== DATA FOR PROCESSING ==

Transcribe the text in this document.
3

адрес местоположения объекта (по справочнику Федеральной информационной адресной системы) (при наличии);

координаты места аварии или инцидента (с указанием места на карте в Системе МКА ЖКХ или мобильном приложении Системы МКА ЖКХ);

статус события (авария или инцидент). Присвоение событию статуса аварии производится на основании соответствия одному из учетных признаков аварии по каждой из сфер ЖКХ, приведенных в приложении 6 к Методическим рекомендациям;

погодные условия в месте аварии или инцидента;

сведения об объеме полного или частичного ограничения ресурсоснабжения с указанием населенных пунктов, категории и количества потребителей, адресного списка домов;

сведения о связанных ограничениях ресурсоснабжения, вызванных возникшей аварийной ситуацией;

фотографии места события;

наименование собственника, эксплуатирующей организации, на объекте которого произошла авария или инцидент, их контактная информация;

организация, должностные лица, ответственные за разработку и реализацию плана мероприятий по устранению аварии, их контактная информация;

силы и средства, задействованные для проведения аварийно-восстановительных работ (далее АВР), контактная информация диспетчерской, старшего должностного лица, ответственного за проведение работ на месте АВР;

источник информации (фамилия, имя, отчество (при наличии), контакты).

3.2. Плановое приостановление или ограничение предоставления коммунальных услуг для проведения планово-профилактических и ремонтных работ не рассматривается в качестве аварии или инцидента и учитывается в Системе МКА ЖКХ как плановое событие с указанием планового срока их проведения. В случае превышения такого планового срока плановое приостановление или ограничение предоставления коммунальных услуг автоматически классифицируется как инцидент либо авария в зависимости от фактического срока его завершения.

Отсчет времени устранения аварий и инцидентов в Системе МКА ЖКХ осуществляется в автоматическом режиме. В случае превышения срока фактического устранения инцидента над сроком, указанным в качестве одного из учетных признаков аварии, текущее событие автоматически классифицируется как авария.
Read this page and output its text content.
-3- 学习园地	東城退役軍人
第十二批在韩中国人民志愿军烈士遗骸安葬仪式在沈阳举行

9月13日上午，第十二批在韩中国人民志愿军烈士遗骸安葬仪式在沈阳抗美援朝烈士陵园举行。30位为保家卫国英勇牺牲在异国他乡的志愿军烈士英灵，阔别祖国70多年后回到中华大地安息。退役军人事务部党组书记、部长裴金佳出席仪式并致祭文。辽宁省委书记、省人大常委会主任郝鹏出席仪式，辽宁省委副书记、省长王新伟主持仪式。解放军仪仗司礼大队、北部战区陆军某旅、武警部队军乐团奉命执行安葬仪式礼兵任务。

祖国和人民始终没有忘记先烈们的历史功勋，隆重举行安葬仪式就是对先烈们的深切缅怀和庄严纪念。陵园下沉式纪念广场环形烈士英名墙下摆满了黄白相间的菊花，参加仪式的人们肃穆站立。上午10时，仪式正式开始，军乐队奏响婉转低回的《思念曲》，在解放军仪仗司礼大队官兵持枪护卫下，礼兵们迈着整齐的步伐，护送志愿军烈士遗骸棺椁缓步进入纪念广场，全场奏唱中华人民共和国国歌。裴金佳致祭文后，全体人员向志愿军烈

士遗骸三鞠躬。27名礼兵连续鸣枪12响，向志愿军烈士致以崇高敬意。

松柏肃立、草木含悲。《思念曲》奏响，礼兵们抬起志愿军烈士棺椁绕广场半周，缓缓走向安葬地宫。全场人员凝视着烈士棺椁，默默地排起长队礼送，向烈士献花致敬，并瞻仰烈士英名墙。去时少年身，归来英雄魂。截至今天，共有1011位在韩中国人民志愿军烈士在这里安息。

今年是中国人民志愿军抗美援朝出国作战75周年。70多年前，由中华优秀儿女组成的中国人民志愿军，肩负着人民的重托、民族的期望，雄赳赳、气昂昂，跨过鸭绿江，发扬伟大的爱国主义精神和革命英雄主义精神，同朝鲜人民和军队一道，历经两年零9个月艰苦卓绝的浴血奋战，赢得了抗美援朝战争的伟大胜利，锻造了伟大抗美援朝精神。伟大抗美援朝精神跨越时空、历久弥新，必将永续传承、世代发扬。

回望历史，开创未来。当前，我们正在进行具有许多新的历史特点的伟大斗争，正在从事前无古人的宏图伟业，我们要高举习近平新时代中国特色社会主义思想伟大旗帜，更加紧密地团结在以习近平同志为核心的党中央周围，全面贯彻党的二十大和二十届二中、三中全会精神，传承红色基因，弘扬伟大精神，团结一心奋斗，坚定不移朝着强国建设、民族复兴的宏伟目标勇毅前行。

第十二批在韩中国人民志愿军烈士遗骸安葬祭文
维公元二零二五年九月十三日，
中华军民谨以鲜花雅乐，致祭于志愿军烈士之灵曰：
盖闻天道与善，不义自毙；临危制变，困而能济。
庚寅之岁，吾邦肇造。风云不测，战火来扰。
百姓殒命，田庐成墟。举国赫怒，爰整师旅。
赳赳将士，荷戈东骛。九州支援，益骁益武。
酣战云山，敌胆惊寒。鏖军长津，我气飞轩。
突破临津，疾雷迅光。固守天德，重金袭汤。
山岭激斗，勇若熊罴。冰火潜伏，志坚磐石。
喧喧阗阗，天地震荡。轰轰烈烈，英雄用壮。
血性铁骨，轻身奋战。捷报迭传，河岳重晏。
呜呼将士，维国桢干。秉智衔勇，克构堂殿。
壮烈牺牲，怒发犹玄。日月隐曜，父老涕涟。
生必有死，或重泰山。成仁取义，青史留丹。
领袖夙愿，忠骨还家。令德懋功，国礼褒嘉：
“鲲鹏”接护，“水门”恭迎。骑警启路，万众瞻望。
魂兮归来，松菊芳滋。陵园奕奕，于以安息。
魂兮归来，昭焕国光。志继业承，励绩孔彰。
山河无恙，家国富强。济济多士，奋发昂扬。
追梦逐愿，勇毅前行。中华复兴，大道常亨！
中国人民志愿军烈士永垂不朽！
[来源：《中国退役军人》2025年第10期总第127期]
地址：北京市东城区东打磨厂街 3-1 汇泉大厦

===

* [EXERCISE GOAL] Reproduce every line of the listing above in which the string "фактического" appears.

* [EXPECTED OUTPUT]
3.2. Плановое приостановление или ограничение предоставления коммунальных услуг для проведения планово-профилактических и ремонтных работ не рассматривается в качестве аварии или инцидента и учитывается в Системе МКА ЖКХ как плановое событие с указанием планового срока их проведения. В случае превышения такого планового срока плановое приостановление или ограничение предоставления коммунальных услуг автоматически классифицируется как инцидент либо авария в зависимости от фактического срока его завершения.
Отсчет времени устранения аварий и инцидентов в Системе МКА ЖКХ осуществляется в автоматическом режиме. В случае превышения срока фактического устранения инцидента над сроком, указанным в качестве одного из учетных признаков аварии, текущее событие автоматически классифицируется как авария.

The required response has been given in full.